**Problem to solve:** Reproduce the lines below with "chart" replaced by "graph" and everything else unchanged. Leave the pictures out of your answer.

**Material provided:**
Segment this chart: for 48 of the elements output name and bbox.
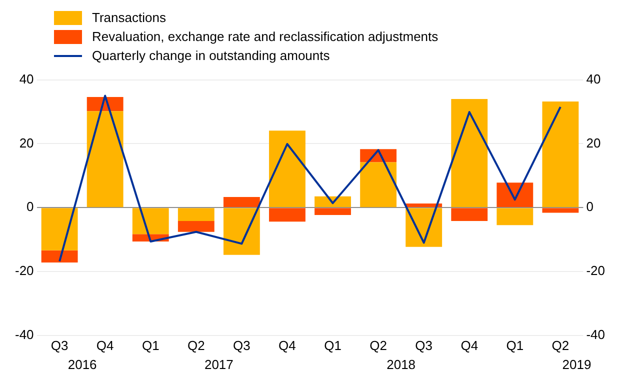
- bar: [314, 196, 351, 208]
- y-tick-label: 40: [19, 71, 34, 86]
- bar: [178, 208, 214, 222]
- bar: [542, 102, 579, 208]
- x-tick-label: Q3: [415, 338, 433, 353]
- x-tick-label: Q4: [96, 338, 114, 353]
- x-tick-label: Q2: [187, 338, 205, 353]
- legend-label: Quarterly change in outstanding amounts: [92, 47, 330, 65]
- text: 2016: [68, 357, 97, 372]
- x-tick-label: Q4: [460, 338, 478, 353]
- x-tick-label: Q1: [506, 338, 524, 353]
- x-tick-label: Q1: [324, 338, 342, 353]
- x-tick-label: Q3: [50, 338, 68, 353]
- y-tick-label: -20: [14, 263, 34, 278]
- text: 2018: [386, 357, 416, 372]
- bar: [269, 130, 306, 208]
- bar: [269, 208, 306, 222]
- bar: [451, 208, 488, 222]
- y-tick-label: 20: [19, 135, 34, 150]
- y-tick-label: -40: [14, 326, 34, 342]
- bar: [451, 98, 488, 208]
- bar: [496, 182, 534, 208]
- bar: [542, 208, 579, 213]
- y-tick-label: 0: [26, 199, 34, 214]
- x-tick-label: Q4: [278, 338, 296, 353]
- y2-tick-label: -40: [586, 326, 606, 342]
- legend-label: Transactions: [92, 9, 166, 27]
- x-tick-label: Q1: [142, 338, 160, 353]
- text: 2019: [562, 357, 592, 372]
- y2-tick-label: 20: [586, 135, 601, 150]
- legend-label: Revaluation, exchange rate and reclassification adjustments: [92, 28, 438, 46]
- bar: [41, 250, 78, 263]
- x-tick-label: Q2: [552, 338, 570, 353]
- y2-tick-label: -20: [586, 263, 606, 278]
- bar: [41, 208, 78, 250]
- bar: [223, 197, 260, 208]
- bar: [360, 162, 397, 208]
- bar: [496, 208, 534, 226]
- x-tick-label: Q3: [233, 338, 250, 353]
- bar: [132, 208, 169, 234]
- bar: [223, 208, 260, 255]
- text: 2017: [204, 357, 234, 372]
- bar: [314, 208, 351, 215]
- x-tick-label: Q2: [370, 338, 387, 353]
- bar: [178, 221, 214, 232]
- y2-tick-label: 40: [586, 71, 601, 86]
- y2-tick-label: 0: [586, 199, 594, 214]
- bar: [86, 111, 124, 208]
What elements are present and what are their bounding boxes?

**Result:**
Segment this graph: for 48 of the elements output name and bbox.
- bar: [314, 196, 351, 208]
- y-tick-label: 40: [19, 71, 34, 86]
- bar: [178, 208, 214, 222]
- bar: [542, 102, 579, 208]
- x-tick-label: Q3: [415, 338, 433, 353]
- x-tick-label: Q4: [96, 338, 114, 353]
- x-tick-label: Q2: [187, 338, 205, 353]
- legend-label: Quarterly change in outstanding amounts: [92, 47, 330, 65]
- text: 2016: [68, 357, 97, 372]
- x-tick-label: Q4: [460, 338, 478, 353]
- x-tick-label: Q1: [506, 338, 524, 353]
- x-tick-label: Q1: [324, 338, 342, 353]
- x-tick-label: Q3: [50, 338, 68, 353]
- y-tick-label: -20: [14, 263, 34, 278]
- text: 2018: [386, 357, 416, 372]
- bar: [269, 130, 306, 208]
- bar: [269, 208, 306, 222]
- bar: [451, 208, 488, 222]
- y-tick-label: 20: [19, 135, 34, 150]
- y-tick-label: -40: [14, 326, 34, 342]
- bar: [451, 98, 488, 208]
- bar: [496, 182, 534, 208]
- bar: [542, 208, 579, 213]
- y-tick-label: 0: [26, 199, 34, 214]
- x-tick-label: Q4: [278, 338, 296, 353]
- y2-tick-label: -40: [586, 326, 606, 342]
- legend-label: Transactions: [92, 9, 166, 27]
- x-tick-label: Q1: [142, 338, 160, 353]
- text: 2019: [562, 357, 592, 372]
- y2-tick-label: 20: [586, 135, 601, 150]
- legend-label: Revaluation, exchange rate and reclassification adjustments: [92, 28, 438, 46]
- bar: [41, 250, 78, 263]
- x-tick-label: Q2: [552, 338, 570, 353]
- y2-tick-label: -20: [586, 263, 606, 278]
- bar: [41, 208, 78, 250]
- bar: [223, 197, 260, 208]
- bar: [360, 162, 397, 208]
- bar: [496, 208, 534, 226]
- x-tick-label: Q3: [233, 338, 250, 353]
- bar: [132, 208, 169, 234]
- bar: [223, 208, 260, 255]
- text: 2017: [204, 357, 234, 372]
- bar: [314, 208, 351, 215]
- x-tick-label: Q2: [370, 338, 387, 353]
- bar: [178, 221, 214, 232]
- y2-tick-label: 40: [586, 71, 601, 86]
- y2-tick-label: 0: [586, 199, 594, 214]
- bar: [86, 111, 124, 208]
What elements are present and what are their bounding boxes?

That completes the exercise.